**Directions for this task**
What follows is a listing to be transcribed exactly.

Records from a dataset
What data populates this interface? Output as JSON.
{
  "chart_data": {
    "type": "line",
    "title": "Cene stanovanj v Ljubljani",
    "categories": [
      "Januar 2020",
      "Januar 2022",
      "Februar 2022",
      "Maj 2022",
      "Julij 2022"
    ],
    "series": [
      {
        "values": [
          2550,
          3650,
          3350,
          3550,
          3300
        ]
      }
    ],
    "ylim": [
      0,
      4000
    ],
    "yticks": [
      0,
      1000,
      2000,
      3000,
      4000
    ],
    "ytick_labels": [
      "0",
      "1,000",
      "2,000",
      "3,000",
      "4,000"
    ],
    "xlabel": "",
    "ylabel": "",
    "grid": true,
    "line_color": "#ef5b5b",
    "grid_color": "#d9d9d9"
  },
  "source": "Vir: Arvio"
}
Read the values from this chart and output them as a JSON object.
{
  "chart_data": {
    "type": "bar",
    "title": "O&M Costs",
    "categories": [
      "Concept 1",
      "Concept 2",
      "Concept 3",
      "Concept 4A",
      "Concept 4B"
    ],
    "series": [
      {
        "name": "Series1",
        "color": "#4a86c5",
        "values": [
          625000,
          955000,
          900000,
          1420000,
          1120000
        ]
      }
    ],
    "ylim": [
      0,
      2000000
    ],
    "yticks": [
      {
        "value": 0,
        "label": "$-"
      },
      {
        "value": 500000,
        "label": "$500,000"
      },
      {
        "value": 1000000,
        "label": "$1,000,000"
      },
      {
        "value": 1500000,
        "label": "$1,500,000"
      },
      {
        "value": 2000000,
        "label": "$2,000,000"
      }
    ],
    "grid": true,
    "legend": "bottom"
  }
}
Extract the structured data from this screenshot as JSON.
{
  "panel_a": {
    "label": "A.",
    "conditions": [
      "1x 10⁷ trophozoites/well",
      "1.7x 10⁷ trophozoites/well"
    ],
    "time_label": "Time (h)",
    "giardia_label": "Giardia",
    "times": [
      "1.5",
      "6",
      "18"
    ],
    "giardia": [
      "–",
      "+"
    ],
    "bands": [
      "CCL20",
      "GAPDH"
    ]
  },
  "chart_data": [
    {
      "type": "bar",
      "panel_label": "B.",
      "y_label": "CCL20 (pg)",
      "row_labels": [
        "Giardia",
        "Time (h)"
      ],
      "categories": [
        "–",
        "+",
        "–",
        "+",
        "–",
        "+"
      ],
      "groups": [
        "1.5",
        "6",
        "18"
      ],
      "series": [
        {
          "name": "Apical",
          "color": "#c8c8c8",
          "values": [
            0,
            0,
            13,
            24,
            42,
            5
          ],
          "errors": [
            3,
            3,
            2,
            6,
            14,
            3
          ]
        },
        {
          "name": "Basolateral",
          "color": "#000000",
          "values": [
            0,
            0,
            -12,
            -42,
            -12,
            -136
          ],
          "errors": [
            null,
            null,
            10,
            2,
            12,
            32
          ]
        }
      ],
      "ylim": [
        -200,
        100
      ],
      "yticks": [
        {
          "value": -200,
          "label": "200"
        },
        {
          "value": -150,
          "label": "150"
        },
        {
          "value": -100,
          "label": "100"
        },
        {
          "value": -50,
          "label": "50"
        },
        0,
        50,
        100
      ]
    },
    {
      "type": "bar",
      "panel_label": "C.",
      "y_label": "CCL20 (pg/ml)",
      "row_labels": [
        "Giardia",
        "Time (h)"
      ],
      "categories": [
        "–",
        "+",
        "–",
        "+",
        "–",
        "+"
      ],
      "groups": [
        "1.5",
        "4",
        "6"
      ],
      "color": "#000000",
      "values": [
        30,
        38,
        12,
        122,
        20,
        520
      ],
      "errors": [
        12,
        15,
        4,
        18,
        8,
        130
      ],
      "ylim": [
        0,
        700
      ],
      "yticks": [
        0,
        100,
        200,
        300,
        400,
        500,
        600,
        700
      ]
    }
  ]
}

**Response to this exercise**
What data populates this interface? Output as JSON.
{
  "chart_data": {
    "type": "line",
    "title": "Cene stanovanj v Ljubljani",
    "categories": [
      "Januar 2020",
      "Januar 2022",
      "Februar 2022",
      "Maj 2022",
      "Julij 2022"
    ],
    "series": [
      {
        "values": [
          2550,
          3650,
          3350,
          3550,
          3300
        ]
      }
    ],
    "ylim": [
      0,
      4000
    ],
    "yticks": [
      0,
      1000,
      2000,
      3000,
      4000
    ],
    "ytick_labels": [
      "0",
      "1,000",
      "2,000",
      "3,000",
      "4,000"
    ],
    "xlabel": "",
    "ylabel": "",
    "grid": true,
    "line_color": "#ef5b5b",
    "grid_color": "#d9d9d9"
  },
  "source": "Vir: Arvio"
}
Read the values from this chart and output them as a JSON object.
{
  "chart_data": {
    "type": "bar",
    "title": "O&M Costs",
    "categories": [
      "Concept 1",
      "Concept 2",
      "Concept 3",
      "Concept 4A",
      "Concept 4B"
    ],
    "series": [
      {
        "name": "Series1",
        "color": "#4a86c5",
        "values": [
          625000,
          955000,
          900000,
          1420000,
          1120000
        ]
      }
    ],
    "ylim": [
      0,
      2000000
    ],
    "yticks": [
      {
        "value": 0,
        "label": "$-"
      },
      {
        "value": 500000,
        "label": "$500,000"
      },
      {
        "value": 1000000,
        "label": "$1,000,000"
      },
      {
        "value": 1500000,
        "label": "$1,500,000"
      },
      {
        "value": 2000000,
        "label": "$2,000,000"
      }
    ],
    "grid": true,
    "legend": "bottom"
  }
}
Extract the structured data from this screenshot as JSON.
{
  "panel_a": {
    "label": "A.",
    "conditions": [
      "1x 10⁷ trophozoites/well",
      "1.7x 10⁷ trophozoites/well"
    ],
    "time_label": "Time (h)",
    "giardia_label": "Giardia",
    "times": [
      "1.5",
      "6",
      "18"
    ],
    "giardia": [
      "–",
      "+"
    ],
    "bands": [
      "CCL20",
      "GAPDH"
    ]
  },
  "chart_data": [
    {
      "type": "bar",
      "panel_label": "B.",
      "y_label": "CCL20 (pg)",
      "row_labels": [
        "Giardia",
        "Time (h)"
      ],
      "categories": [
        "–",
        "+",
        "–",
        "+",
        "–",
        "+"
      ],
      "groups": [
        "1.5",
        "6",
        "18"
      ],
      "series": [
        {
          "name": "Apical",
          "color": "#c8c8c8",
          "values": [
            0,
            0,
            13,
            24,
            42,
            5
          ],
          "errors": [
            3,
            3,
            2,
            6,
            14,
            3
          ]
        },
        {
          "name": "Basolateral",
          "color": "#000000",
          "values": [
            0,
            0,
            -12,
            -42,
            -12,
            -136
          ],
          "errors": [
            null,
            null,
            10,
            2,
            12,
            32
          ]
        }
      ],
      "ylim": [
        -200,
        100
      ],
      "yticks": [
        {
          "value": -200,
          "label": "200"
        },
        {
          "value": -150,
          "label": "150"
        },
        {
          "value": -100,
          "label": "100"
        },
        {
          "value": -50,
          "label": "50"
        },
        0,
        50,
        100
      ]
    },
    {
      "type": "bar",
      "panel_label": "C.",
      "y_label": "CCL20 (pg/ml)",
      "row_labels": [
        "Giardia",
        "Time (h)"
      ],
      "categories": [
        "–",
        "+",
        "–",
        "+",
        "–",
        "+"
      ],
      "groups": [
        "1.5",
        "4",
        "6"
      ],
      "color": "#000000",
      "values": [
        30,
        38,
        12,
        122,
        20,
        520
      ],
      "errors": [
        12,
        15,
        4,
        18,
        8,
        130
      ],
      "ylim": [
        0,
        700
      ],
      "yticks": [
        0,
        100,
        200,
        300,
        400,
        500,
        600,
        700
      ]
    }
  ]
}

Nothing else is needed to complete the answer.